STATED EXERCISE -> Identify the lines holding "Pred" and copy them.
## begin PROVIDED RECORDS
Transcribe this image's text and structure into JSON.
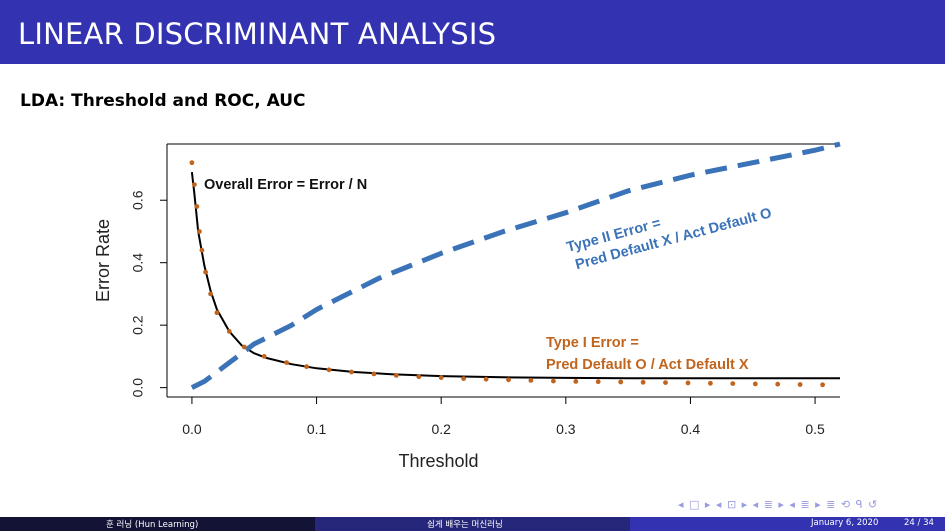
{
  "slide": {
    "title": "LINEAR DISCRIMINANT ANALYSIS",
    "subtitle": "LDA: Threshold and ROC, AUC"
  },
  "chart_data": {
    "type": "line",
    "xlabel": "Threshold",
    "ylabel": "Error Rate",
    "xlim": [
      -0.02,
      0.52
    ],
    "ylim": [
      -0.03,
      0.78
    ],
    "xticks": [
      "0.0",
      "0.1",
      "0.2",
      "0.3",
      "0.4",
      "0.5"
    ],
    "yticks": [
      "0.0",
      "0.2",
      "0.4",
      "0.6"
    ],
    "grid": false,
    "series": [
      {
        "name": "Overall Error = Error / N",
        "style": "solid",
        "color": "#000000",
        "x": [
          0.0,
          0.002,
          0.005,
          0.01,
          0.015,
          0.02,
          0.03,
          0.04,
          0.05,
          0.06,
          0.08,
          0.1,
          0.13,
          0.16,
          0.2,
          0.25,
          0.3,
          0.35,
          0.4,
          0.45,
          0.5,
          0.52
        ],
        "y": [
          0.69,
          0.62,
          0.5,
          0.39,
          0.31,
          0.25,
          0.18,
          0.135,
          0.11,
          0.095,
          0.075,
          0.062,
          0.05,
          0.043,
          0.037,
          0.033,
          0.031,
          0.03,
          0.03,
          0.03,
          0.03,
          0.03
        ]
      },
      {
        "name": "Type II Error = Pred Default X / Act Default O",
        "style": "dashed",
        "color": "#3b73b9",
        "x": [
          0.0,
          0.01,
          0.02,
          0.03,
          0.04,
          0.05,
          0.06,
          0.08,
          0.1,
          0.12,
          0.15,
          0.2,
          0.25,
          0.3,
          0.35,
          0.4,
          0.45,
          0.5,
          0.52
        ],
        "y": [
          0.0,
          0.02,
          0.05,
          0.08,
          0.11,
          0.14,
          0.16,
          0.2,
          0.25,
          0.29,
          0.35,
          0.43,
          0.5,
          0.56,
          0.63,
          0.68,
          0.72,
          0.76,
          0.78
        ]
      },
      {
        "name": "Type I Error = Pred Default O / Act Default X",
        "style": "dotted",
        "color": "#c1651e",
        "x": [
          0.0,
          0.002,
          0.004,
          0.006,
          0.008,
          0.011,
          0.015,
          0.02,
          0.03,
          0.042,
          0.058,
          0.076,
          0.092,
          0.11,
          0.128,
          0.146,
          0.164,
          0.182,
          0.2,
          0.218,
          0.236,
          0.254,
          0.272,
          0.29,
          0.308,
          0.326,
          0.344,
          0.362,
          0.38,
          0.398,
          0.416,
          0.434,
          0.452,
          0.47,
          0.488,
          0.506
        ],
        "y": [
          0.72,
          0.65,
          0.58,
          0.5,
          0.44,
          0.37,
          0.3,
          0.24,
          0.18,
          0.13,
          0.1,
          0.08,
          0.067,
          0.057,
          0.05,
          0.044,
          0.039,
          0.035,
          0.032,
          0.029,
          0.027,
          0.025,
          0.023,
          0.021,
          0.02,
          0.019,
          0.018,
          0.017,
          0.016,
          0.015,
          0.014,
          0.013,
          0.012,
          0.011,
          0.01,
          0.009
        ]
      }
    ],
    "annotations": {
      "overall": "Overall Error = Error / N",
      "type2_line1": "Type II Error =",
      "type2_line2": "Pred Default X / Act Default O",
      "type1_line1": "Type I Error =",
      "type1_line2": "Pred Default O / Act Default X"
    }
  },
  "nav": {
    "glyphs": "◂ □ ▸ ◂ ⊡ ▸ ◂ ≣ ▸ ◂ ≣ ▸   ≣   ⟲ ᑫ ↺"
  },
  "footer": {
    "left": "훈 러닝 (Hun Learning)",
    "center": "쉽게 배우는 머신러닝",
    "date": "January 6, 2020",
    "page": "24 / 34"
  },
  "colors": {
    "title_bar": "#3333b2",
    "overall": "#000000",
    "type2": "#3b73b9",
    "type1": "#c1651e"
  }
}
## end PROVIDED RECORDS
RESPONSE TO THIS TASK ->
        "name": "Type II Error = Pred Default X / Act Default O",
        "name": "Type I Error = Pred Default O / Act Default X",
      "type2_line2": "Pred Default X / Act Default O",
      "type1_line2": "Pred Default O / Act Default X"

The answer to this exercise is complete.